start Information given

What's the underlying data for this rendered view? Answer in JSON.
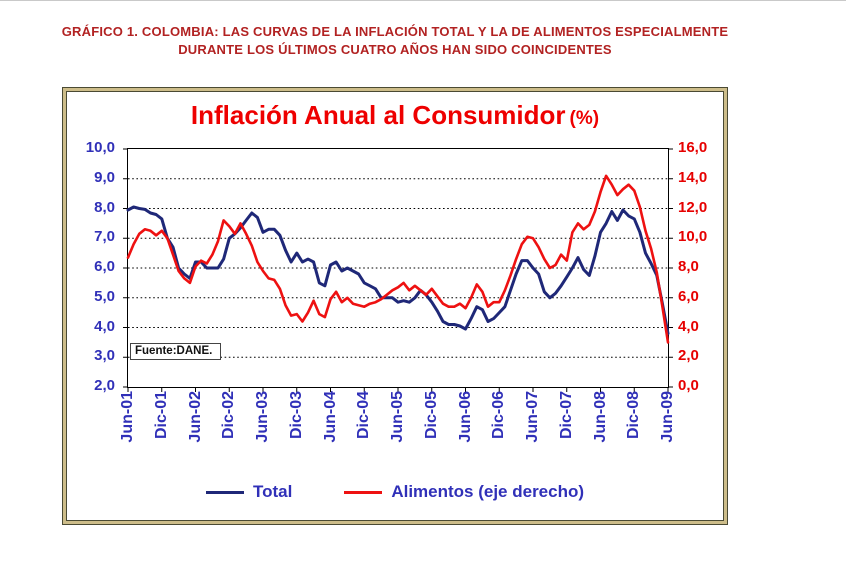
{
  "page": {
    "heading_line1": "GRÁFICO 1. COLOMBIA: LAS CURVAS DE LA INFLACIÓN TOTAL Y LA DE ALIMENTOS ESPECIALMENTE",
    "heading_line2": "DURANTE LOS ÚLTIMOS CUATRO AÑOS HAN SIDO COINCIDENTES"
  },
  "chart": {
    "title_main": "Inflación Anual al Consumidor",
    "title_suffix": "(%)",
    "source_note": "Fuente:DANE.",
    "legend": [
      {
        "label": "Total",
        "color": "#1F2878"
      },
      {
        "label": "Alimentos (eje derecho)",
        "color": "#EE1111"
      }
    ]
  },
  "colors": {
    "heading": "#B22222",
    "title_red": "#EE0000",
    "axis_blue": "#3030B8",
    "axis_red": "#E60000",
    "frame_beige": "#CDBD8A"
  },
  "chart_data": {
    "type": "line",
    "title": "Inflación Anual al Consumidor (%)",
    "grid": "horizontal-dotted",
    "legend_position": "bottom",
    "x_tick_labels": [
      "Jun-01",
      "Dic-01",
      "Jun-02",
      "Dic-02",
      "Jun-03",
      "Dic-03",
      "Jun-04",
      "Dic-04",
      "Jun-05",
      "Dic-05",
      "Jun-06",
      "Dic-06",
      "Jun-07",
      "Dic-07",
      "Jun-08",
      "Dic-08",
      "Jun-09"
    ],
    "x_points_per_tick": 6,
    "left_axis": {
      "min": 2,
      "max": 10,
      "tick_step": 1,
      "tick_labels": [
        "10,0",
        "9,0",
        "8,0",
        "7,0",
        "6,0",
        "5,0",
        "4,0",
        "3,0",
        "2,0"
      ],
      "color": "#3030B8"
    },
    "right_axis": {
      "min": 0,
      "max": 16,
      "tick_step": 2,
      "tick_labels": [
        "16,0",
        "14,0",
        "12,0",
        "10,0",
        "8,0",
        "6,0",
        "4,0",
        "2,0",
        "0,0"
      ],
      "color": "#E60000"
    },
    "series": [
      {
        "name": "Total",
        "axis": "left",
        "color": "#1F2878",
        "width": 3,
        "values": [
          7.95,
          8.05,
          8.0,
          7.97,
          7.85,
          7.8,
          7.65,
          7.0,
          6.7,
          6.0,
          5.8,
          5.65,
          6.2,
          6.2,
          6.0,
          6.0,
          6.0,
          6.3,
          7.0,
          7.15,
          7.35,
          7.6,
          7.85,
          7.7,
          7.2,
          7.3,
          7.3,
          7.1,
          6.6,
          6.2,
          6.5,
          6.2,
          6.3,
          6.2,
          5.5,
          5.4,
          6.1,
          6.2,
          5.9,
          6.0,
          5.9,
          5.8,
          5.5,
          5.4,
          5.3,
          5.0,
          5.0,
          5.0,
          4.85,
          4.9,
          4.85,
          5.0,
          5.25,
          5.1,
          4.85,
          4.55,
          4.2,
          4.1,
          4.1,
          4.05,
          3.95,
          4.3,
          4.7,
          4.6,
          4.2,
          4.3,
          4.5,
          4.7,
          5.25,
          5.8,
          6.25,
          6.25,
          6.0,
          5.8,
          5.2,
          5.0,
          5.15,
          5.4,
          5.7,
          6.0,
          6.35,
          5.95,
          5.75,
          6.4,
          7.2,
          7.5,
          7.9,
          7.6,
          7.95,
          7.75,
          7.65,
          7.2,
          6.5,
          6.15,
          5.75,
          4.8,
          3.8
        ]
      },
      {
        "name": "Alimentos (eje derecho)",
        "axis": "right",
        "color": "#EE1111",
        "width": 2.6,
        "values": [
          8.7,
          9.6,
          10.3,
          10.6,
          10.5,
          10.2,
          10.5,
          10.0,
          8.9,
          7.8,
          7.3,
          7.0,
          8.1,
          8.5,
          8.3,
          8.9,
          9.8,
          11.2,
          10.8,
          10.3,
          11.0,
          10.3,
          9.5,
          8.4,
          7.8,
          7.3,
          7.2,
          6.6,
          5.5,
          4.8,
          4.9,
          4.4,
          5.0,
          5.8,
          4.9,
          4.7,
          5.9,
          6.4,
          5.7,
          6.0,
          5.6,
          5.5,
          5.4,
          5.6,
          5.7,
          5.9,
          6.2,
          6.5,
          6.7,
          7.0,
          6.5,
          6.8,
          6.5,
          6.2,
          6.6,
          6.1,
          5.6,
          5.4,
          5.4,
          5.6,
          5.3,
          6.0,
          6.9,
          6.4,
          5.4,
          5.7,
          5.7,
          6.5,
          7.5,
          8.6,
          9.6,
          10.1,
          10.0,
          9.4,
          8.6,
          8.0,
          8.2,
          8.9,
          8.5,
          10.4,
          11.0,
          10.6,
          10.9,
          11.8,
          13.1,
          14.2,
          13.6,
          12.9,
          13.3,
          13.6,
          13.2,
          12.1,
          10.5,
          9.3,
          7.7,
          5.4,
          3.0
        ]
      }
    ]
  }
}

end Information given

Goal of the exercise:
Skip the pictures and print each record exactly as it stands.

Complete answer:
What's the underlying data for this rendered view? Answer in JSON.
{
  "page": {
    "heading_line1": "GRÁFICO 1. COLOMBIA: LAS CURVAS DE LA INFLACIÓN TOTAL Y LA DE ALIMENTOS ESPECIALMENTE",
    "heading_line2": "DURANTE LOS ÚLTIMOS CUATRO AÑOS HAN SIDO COINCIDENTES"
  },
  "chart": {
    "title_main": "Inflación Anual al Consumidor",
    "title_suffix": "(%)",
    "source_note": "Fuente:DANE.",
    "legend": [
      {
        "label": "Total",
        "color": "#1F2878"
      },
      {
        "label": "Alimentos (eje derecho)",
        "color": "#EE1111"
      }
    ]
  },
  "colors": {
    "heading": "#B22222",
    "title_red": "#EE0000",
    "axis_blue": "#3030B8",
    "axis_red": "#E60000",
    "frame_beige": "#CDBD8A"
  },
  "chart_data": {
    "type": "line",
    "title": "Inflación Anual al Consumidor (%)",
    "grid": "horizontal-dotted",
    "legend_position": "bottom",
    "x_tick_labels": [
      "Jun-01",
      "Dic-01",
      "Jun-02",
      "Dic-02",
      "Jun-03",
      "Dic-03",
      "Jun-04",
      "Dic-04",
      "Jun-05",
      "Dic-05",
      "Jun-06",
      "Dic-06",
      "Jun-07",
      "Dic-07",
      "Jun-08",
      "Dic-08",
      "Jun-09"
    ],
    "x_points_per_tick": 6,
    "left_axis": {
      "min": 2,
      "max": 10,
      "tick_step": 1,
      "tick_labels": [
        "10,0",
        "9,0",
        "8,0",
        "7,0",
        "6,0",
        "5,0",
        "4,0",
        "3,0",
        "2,0"
      ],
      "color": "#3030B8"
    },
    "right_axis": {
      "min": 0,
      "max": 16,
      "tick_step": 2,
      "tick_labels": [
        "16,0",
        "14,0",
        "12,0",
        "10,0",
        "8,0",
        "6,0",
        "4,0",
        "2,0",
        "0,0"
      ],
      "color": "#E60000"
    },
    "series": [
      {
        "name": "Total",
        "axis": "left",
        "color": "#1F2878",
        "width": 3,
        "values": [
          7.95,
          8.05,
          8.0,
          7.97,
          7.85,
          7.8,
          7.65,
          7.0,
          6.7,
          6.0,
          5.8,
          5.65,
          6.2,
          6.2,
          6.0,
          6.0,
          6.0,
          6.3,
          7.0,
          7.15,
          7.35,
          7.6,
          7.85,
          7.7,
          7.2,
          7.3,
          7.3,
          7.1,
          6.6,
          6.2,
          6.5,
          6.2,
          6.3,
          6.2,
          5.5,
          5.4,
          6.1,
          6.2,
          5.9,
          6.0,
          5.9,
          5.8,
          5.5,
          5.4,
          5.3,
          5.0,
          5.0,
          5.0,
          4.85,
          4.9,
          4.85,
          5.0,
          5.25,
          5.1,
          4.85,
          4.55,
          4.2,
          4.1,
          4.1,
          4.05,
          3.95,
          4.3,
          4.7,
          4.6,
          4.2,
          4.3,
          4.5,
          4.7,
          5.25,
          5.8,
          6.25,
          6.25,
          6.0,
          5.8,
          5.2,
          5.0,
          5.15,
          5.4,
          5.7,
          6.0,
          6.35,
          5.95,
          5.75,
          6.4,
          7.2,
          7.5,
          7.9,
          7.6,
          7.95,
          7.75,
          7.65,
          7.2,
          6.5,
          6.15,
          5.75,
          4.8,
          3.8
        ]
      },
      {
        "name": "Alimentos (eje derecho)",
        "axis": "right",
        "color": "#EE1111",
        "width": 2.6,
        "values": [
          8.7,
          9.6,
          10.3,
          10.6,
          10.5,
          10.2,
          10.5,
          10.0,
          8.9,
          7.8,
          7.3,
          7.0,
          8.1,
          8.5,
          8.3,
          8.9,
          9.8,
          11.2,
          10.8,
          10.3,
          11.0,
          10.3,
          9.5,
          8.4,
          7.8,
          7.3,
          7.2,
          6.6,
          5.5,
          4.8,
          4.9,
          4.4,
          5.0,
          5.8,
          4.9,
          4.7,
          5.9,
          6.4,
          5.7,
          6.0,
          5.6,
          5.5,
          5.4,
          5.6,
          5.7,
          5.9,
          6.2,
          6.5,
          6.7,
          7.0,
          6.5,
          6.8,
          6.5,
          6.2,
          6.6,
          6.1,
          5.6,
          5.4,
          5.4,
          5.6,
          5.3,
          6.0,
          6.9,
          6.4,
          5.4,
          5.7,
          5.7,
          6.5,
          7.5,
          8.6,
          9.6,
          10.1,
          10.0,
          9.4,
          8.6,
          8.0,
          8.2,
          8.9,
          8.5,
          10.4,
          11.0,
          10.6,
          10.9,
          11.8,
          13.1,
          14.2,
          13.6,
          12.9,
          13.3,
          13.6,
          13.2,
          12.1,
          10.5,
          9.3,
          7.7,
          5.4,
          3.0
        ]
      }
    ]
  }
}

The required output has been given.